▶ [CONSIGNES]:
1) Réécrivez le passage de l'extrait compris entre « Mais ce qui » et « l’étouffe et l’aspire ! » inclus, en remplaçant « la Prusse » par « l'Allemagne ».
2) D'après l'extrait, de quelles régions la France a-t-elle été séparée ?
3) Relevez tous les verbes par lesquels l'extrait décrit ce que la pieuvre d'infamie fait à la France.

▶ [EXTRAIT]:
────────

Mais ce qui nous indigne davantage encore que ce tripotage de stratégie et de métallurgie, c’est le brocantage d’hommes, le troc de tant de Luxembourgeois contre tant et tant d’habitants de Belfort. Quand même la France bénéficierait à ce marché, il a été ignoble à elle de le discuter. Comme honneur elle eût dû plutôt se laisser tuer peut-être que de se séparer de l’Alsace et de la Lorraine. On les lui a arrachées, la plus grande honte en est à la Prusse. Mais maquignonner villes et villages, des troupeaux d’hommes et de femmes, c’est vil, ce serait à faire rougir un Français si un patriote pouvait rougir encore. Oh ! que la Commune triomphe pour sauver notre honneur qu’elle triomphe pour sauver la France des gluantes étreintes de la pieuvre d’infamie qui déjà l’enserre et l’empoisse, l’étouffe et l’aspire !

────────

▶ [MATÉRIEL FOURNI]:
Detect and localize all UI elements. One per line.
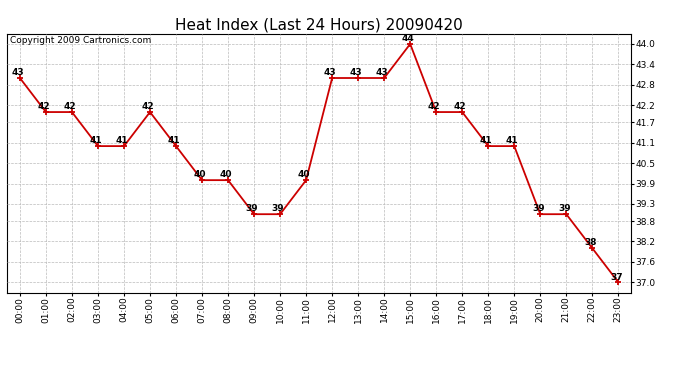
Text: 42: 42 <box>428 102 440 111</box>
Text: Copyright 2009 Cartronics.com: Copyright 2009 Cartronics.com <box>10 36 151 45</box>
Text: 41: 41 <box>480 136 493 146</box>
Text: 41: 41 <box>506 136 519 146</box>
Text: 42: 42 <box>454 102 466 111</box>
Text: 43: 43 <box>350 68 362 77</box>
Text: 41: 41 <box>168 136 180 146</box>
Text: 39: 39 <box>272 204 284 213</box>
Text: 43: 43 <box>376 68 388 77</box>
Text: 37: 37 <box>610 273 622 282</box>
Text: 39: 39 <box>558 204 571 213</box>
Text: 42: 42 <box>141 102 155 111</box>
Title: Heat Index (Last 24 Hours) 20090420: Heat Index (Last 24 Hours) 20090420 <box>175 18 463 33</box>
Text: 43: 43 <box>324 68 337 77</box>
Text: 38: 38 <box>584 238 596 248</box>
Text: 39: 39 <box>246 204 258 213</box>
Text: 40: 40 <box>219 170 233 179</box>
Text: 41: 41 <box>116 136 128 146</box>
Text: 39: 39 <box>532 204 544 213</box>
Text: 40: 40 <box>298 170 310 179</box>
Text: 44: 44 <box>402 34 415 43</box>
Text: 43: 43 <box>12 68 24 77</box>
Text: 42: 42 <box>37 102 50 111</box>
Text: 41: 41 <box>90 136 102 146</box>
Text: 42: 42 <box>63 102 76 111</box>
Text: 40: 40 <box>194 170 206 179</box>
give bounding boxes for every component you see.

────────

▶ [CORRIGÉ]:
1)
Mais ce qui nous indigne davantage encore que ce tripotage de stratégie et de métallurgie, c’est le brocantage d’hommes, le troc de tant de Luxembourgeois contre tant et tant d’habitants de Belfort. Quand même la France bénéficierait à ce marché, il a été ignoble à elle de le discuter. Comme honneur elle eût dû plutôt se laisser tuer peut-être que de se séparer de l’Alsace et de la Lorraine. On les lui a arrachées, la plus grande honte en est à l'Allemagne. Mais maquignonner villes et villages, des troupeaux d’hommes et de femmes, c’est vil, ce serait à faire rougir un Français si un patriote pouvait rougir encore. Oh ! que la Commune triomphe pour sauver notre honneur qu’elle triomphe pour sauver la France des gluantes étreintes de la pieuvre d’infamie qui déjà l’enserre et l’empoisse, l’étouffe et l’aspire !

2) De l'Alsace et de la Lorraine.

3) enserre, empoisse, étouffe, aspire